* [SUPPLIED RECORDS]:
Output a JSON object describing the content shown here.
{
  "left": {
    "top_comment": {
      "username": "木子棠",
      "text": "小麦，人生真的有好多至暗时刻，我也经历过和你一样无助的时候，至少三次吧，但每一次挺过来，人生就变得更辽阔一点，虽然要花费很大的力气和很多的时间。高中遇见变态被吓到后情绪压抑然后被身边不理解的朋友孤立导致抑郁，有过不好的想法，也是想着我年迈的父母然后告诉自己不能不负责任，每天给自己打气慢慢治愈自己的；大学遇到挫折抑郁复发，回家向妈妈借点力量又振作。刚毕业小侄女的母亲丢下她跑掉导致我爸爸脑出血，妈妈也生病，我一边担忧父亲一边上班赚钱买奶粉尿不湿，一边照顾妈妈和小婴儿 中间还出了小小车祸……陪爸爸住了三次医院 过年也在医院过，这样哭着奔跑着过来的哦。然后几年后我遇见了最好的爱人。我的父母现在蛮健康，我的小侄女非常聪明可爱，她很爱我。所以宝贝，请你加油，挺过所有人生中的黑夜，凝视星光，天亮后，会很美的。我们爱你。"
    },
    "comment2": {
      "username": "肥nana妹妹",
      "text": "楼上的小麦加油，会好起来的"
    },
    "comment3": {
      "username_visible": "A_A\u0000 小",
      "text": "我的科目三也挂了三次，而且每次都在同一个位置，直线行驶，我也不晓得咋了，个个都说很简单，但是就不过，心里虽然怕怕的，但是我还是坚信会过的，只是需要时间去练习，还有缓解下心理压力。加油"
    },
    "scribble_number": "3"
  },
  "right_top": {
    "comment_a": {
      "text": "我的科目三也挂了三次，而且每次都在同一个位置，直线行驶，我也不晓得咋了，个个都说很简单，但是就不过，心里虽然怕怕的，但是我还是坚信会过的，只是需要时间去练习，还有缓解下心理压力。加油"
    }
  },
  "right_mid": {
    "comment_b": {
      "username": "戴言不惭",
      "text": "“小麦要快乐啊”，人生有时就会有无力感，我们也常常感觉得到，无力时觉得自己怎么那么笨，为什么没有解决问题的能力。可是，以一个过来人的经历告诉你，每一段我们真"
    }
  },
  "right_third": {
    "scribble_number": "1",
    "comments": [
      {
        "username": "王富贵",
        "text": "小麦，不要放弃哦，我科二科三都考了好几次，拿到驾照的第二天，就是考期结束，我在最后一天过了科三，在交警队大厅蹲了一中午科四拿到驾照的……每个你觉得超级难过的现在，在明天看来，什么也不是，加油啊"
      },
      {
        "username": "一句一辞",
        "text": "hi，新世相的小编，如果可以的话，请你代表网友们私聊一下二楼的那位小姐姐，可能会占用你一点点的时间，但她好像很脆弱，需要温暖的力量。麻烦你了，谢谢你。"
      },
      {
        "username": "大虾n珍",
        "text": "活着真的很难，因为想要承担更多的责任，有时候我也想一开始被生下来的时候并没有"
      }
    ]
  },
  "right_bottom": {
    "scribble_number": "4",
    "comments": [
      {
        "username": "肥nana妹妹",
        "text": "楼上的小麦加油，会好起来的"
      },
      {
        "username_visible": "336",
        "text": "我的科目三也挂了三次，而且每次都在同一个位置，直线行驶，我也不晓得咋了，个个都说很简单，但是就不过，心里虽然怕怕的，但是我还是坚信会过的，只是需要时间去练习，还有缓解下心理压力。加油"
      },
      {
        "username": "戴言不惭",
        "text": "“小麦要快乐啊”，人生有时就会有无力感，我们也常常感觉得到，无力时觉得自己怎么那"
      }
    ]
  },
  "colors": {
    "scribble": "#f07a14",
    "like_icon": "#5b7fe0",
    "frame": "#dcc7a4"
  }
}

* [TASK DESCRIPTION]: Collect each line of the entries that has the word "小麦要快乐啊", copying it in full.

* [WRITTEN REPLY]:
      "text": "“小麦要快乐啊”，人生有时就会有无力感，我们也常常感觉得到，无力时觉得自己怎么那么笨，为什么没有解决问题的能力。可是，以一个过来人的经历告诉你，每一段我们真"
        "text": "“小麦要快乐啊”，人生有时就会有无力感，我们也常常感觉得到，无力时觉得自己怎么那"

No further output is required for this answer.